(Dataset content)
## Start

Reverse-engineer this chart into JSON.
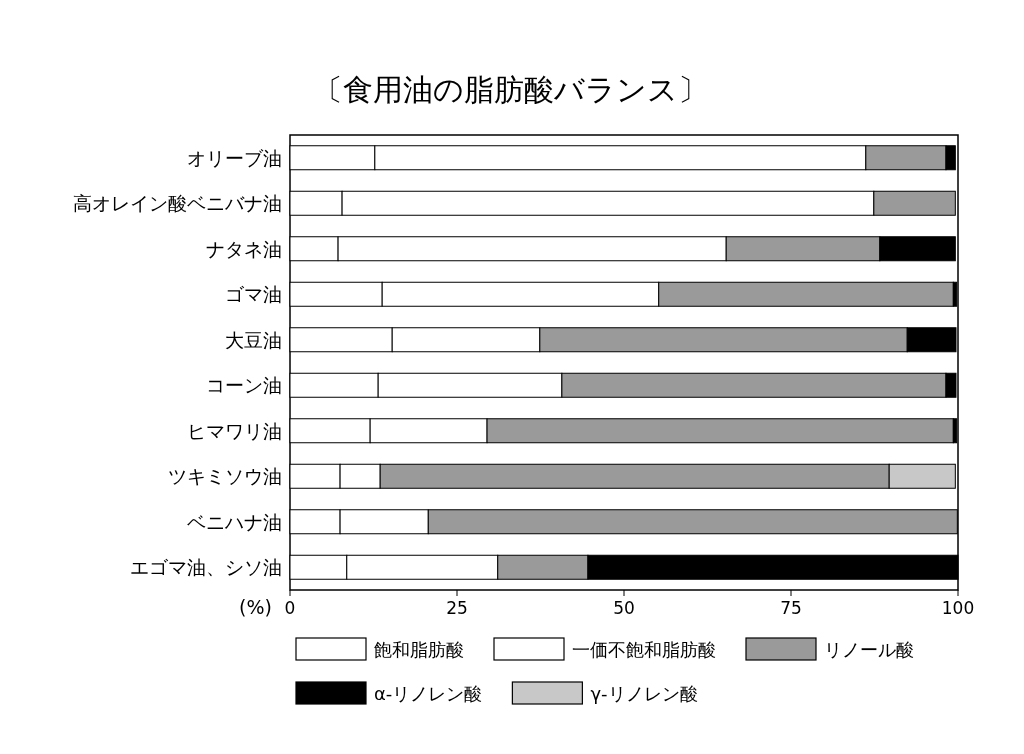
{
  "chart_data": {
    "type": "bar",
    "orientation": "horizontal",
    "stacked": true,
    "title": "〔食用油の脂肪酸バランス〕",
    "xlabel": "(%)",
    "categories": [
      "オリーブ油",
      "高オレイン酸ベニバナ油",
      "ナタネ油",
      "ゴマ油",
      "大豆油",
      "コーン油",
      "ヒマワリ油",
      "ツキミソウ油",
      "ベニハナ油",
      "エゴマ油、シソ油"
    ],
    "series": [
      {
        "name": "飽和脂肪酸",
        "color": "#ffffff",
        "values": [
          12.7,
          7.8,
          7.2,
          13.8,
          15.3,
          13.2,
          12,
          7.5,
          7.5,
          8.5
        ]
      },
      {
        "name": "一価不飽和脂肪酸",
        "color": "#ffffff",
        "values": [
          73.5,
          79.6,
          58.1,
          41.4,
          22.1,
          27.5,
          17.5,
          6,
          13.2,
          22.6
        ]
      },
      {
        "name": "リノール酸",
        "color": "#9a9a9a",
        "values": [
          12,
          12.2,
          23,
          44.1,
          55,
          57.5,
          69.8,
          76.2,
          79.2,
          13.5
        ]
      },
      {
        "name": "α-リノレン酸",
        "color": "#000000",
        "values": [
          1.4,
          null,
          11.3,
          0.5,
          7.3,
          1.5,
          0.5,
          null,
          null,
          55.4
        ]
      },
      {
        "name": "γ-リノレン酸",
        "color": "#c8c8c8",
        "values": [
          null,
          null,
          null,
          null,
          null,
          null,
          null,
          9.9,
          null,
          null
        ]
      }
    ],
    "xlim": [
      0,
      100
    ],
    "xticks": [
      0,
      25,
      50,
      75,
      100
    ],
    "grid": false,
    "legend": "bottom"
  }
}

## End

(Work to complete) Transcribe all the lines above exactly, apart from the pictures.

(Correct response)
Reverse-engineer this chart into JSON.
{
  "chart_data": {
    "type": "bar",
    "orientation": "horizontal",
    "stacked": true,
    "title": "〔食用油の脂肪酸バランス〕",
    "xlabel": "(%)",
    "categories": [
      "オリーブ油",
      "高オレイン酸ベニバナ油",
      "ナタネ油",
      "ゴマ油",
      "大豆油",
      "コーン油",
      "ヒマワリ油",
      "ツキミソウ油",
      "ベニハナ油",
      "エゴマ油、シソ油"
    ],
    "series": [
      {
        "name": "飽和脂肪酸",
        "color": "#ffffff",
        "values": [
          12.7,
          7.8,
          7.2,
          13.8,
          15.3,
          13.2,
          12,
          7.5,
          7.5,
          8.5
        ]
      },
      {
        "name": "一価不飽和脂肪酸",
        "color": "#ffffff",
        "values": [
          73.5,
          79.6,
          58.1,
          41.4,
          22.1,
          27.5,
          17.5,
          6,
          13.2,
          22.6
        ]
      },
      {
        "name": "リノール酸",
        "color": "#9a9a9a",
        "values": [
          12,
          12.2,
          23,
          44.1,
          55,
          57.5,
          69.8,
          76.2,
          79.2,
          13.5
        ]
      },
      {
        "name": "α-リノレン酸",
        "color": "#000000",
        "values": [
          1.4,
          null,
          11.3,
          0.5,
          7.3,
          1.5,
          0.5,
          null,
          null,
          55.4
        ]
      },
      {
        "name": "γ-リノレン酸",
        "color": "#c8c8c8",
        "values": [
          null,
          null,
          null,
          null,
          null,
          null,
          null,
          9.9,
          null,
          null
        ]
      }
    ],
    "xlim": [
      0,
      100
    ],
    "xticks": [
      0,
      25,
      50,
      75,
      100
    ],
    "grid": false,
    "legend": "bottom"
  }
}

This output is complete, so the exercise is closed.